### Exercise
All entries below need to be written out exactly, but without their pictures.

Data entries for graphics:

⁂

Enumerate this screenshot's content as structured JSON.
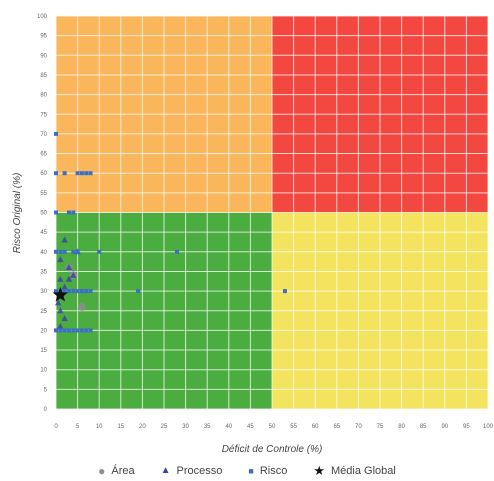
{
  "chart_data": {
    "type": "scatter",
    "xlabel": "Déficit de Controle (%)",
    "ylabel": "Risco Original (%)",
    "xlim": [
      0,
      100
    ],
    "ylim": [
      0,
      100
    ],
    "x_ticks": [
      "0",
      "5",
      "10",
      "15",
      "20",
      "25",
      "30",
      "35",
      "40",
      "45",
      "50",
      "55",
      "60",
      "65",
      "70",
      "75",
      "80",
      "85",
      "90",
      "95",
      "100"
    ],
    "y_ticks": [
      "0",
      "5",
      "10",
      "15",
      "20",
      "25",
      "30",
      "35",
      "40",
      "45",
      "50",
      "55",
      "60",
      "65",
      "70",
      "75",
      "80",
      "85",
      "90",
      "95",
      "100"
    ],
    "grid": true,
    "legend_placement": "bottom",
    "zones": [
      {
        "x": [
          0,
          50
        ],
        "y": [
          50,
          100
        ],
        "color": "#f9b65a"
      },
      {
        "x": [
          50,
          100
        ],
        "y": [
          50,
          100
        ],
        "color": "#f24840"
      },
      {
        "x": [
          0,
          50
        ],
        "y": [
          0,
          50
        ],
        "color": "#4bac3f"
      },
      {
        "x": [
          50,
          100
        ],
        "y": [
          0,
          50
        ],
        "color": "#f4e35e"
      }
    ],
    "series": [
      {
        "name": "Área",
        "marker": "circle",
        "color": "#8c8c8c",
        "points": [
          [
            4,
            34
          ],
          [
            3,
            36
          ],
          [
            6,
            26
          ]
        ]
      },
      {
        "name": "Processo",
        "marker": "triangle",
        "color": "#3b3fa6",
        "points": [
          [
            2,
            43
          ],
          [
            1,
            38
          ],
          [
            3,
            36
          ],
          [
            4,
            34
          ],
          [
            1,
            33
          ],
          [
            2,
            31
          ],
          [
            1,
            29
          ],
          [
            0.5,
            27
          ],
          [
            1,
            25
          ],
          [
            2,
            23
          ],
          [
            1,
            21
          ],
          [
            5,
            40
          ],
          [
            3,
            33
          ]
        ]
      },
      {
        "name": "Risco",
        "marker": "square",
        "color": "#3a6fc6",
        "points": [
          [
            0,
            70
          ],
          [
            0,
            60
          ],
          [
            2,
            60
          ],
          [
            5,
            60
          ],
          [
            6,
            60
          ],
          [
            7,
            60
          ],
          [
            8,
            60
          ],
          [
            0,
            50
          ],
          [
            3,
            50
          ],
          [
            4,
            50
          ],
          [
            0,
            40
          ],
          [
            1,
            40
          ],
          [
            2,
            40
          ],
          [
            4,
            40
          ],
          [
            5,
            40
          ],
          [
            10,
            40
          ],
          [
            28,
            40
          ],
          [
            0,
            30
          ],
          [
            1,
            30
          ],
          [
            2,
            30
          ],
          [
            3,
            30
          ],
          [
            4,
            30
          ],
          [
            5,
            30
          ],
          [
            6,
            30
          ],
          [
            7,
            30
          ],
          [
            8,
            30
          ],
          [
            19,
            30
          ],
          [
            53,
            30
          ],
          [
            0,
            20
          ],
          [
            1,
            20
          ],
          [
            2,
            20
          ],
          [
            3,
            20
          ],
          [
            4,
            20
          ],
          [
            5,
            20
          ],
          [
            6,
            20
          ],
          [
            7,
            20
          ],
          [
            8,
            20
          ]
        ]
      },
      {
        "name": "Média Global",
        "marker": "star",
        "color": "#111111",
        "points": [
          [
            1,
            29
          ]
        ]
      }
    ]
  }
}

⁂

### Response
Enumerate this screenshot's content as structured JSON.
{
  "chart_data": {
    "type": "scatter",
    "xlabel": "Déficit de Controle (%)",
    "ylabel": "Risco Original (%)",
    "xlim": [
      0,
      100
    ],
    "ylim": [
      0,
      100
    ],
    "x_ticks": [
      "0",
      "5",
      "10",
      "15",
      "20",
      "25",
      "30",
      "35",
      "40",
      "45",
      "50",
      "55",
      "60",
      "65",
      "70",
      "75",
      "80",
      "85",
      "90",
      "95",
      "100"
    ],
    "y_ticks": [
      "0",
      "5",
      "10",
      "15",
      "20",
      "25",
      "30",
      "35",
      "40",
      "45",
      "50",
      "55",
      "60",
      "65",
      "70",
      "75",
      "80",
      "85",
      "90",
      "95",
      "100"
    ],
    "grid": true,
    "legend_placement": "bottom",
    "zones": [
      {
        "x": [
          0,
          50
        ],
        "y": [
          50,
          100
        ],
        "color": "#f9b65a"
      },
      {
        "x": [
          50,
          100
        ],
        "y": [
          50,
          100
        ],
        "color": "#f24840"
      },
      {
        "x": [
          0,
          50
        ],
        "y": [
          0,
          50
        ],
        "color": "#4bac3f"
      },
      {
        "x": [
          50,
          100
        ],
        "y": [
          0,
          50
        ],
        "color": "#f4e35e"
      }
    ],
    "series": [
      {
        "name": "Área",
        "marker": "circle",
        "color": "#8c8c8c",
        "points": [
          [
            4,
            34
          ],
          [
            3,
            36
          ],
          [
            6,
            26
          ]
        ]
      },
      {
        "name": "Processo",
        "marker": "triangle",
        "color": "#3b3fa6",
        "points": [
          [
            2,
            43
          ],
          [
            1,
            38
          ],
          [
            3,
            36
          ],
          [
            4,
            34
          ],
          [
            1,
            33
          ],
          [
            2,
            31
          ],
          [
            1,
            29
          ],
          [
            0.5,
            27
          ],
          [
            1,
            25
          ],
          [
            2,
            23
          ],
          [
            1,
            21
          ],
          [
            5,
            40
          ],
          [
            3,
            33
          ]
        ]
      },
      {
        "name": "Risco",
        "marker": "square",
        "color": "#3a6fc6",
        "points": [
          [
            0,
            70
          ],
          [
            0,
            60
          ],
          [
            2,
            60
          ],
          [
            5,
            60
          ],
          [
            6,
            60
          ],
          [
            7,
            60
          ],
          [
            8,
            60
          ],
          [
            0,
            50
          ],
          [
            3,
            50
          ],
          [
            4,
            50
          ],
          [
            0,
            40
          ],
          [
            1,
            40
          ],
          [
            2,
            40
          ],
          [
            4,
            40
          ],
          [
            5,
            40
          ],
          [
            10,
            40
          ],
          [
            28,
            40
          ],
          [
            0,
            30
          ],
          [
            1,
            30
          ],
          [
            2,
            30
          ],
          [
            3,
            30
          ],
          [
            4,
            30
          ],
          [
            5,
            30
          ],
          [
            6,
            30
          ],
          [
            7,
            30
          ],
          [
            8,
            30
          ],
          [
            19,
            30
          ],
          [
            53,
            30
          ],
          [
            0,
            20
          ],
          [
            1,
            20
          ],
          [
            2,
            20
          ],
          [
            3,
            20
          ],
          [
            4,
            20
          ],
          [
            5,
            20
          ],
          [
            6,
            20
          ],
          [
            7,
            20
          ],
          [
            8,
            20
          ]
        ]
      },
      {
        "name": "Média Global",
        "marker": "star",
        "color": "#111111",
        "points": [
          [
            1,
            29
          ]
        ]
      }
    ]
  }
}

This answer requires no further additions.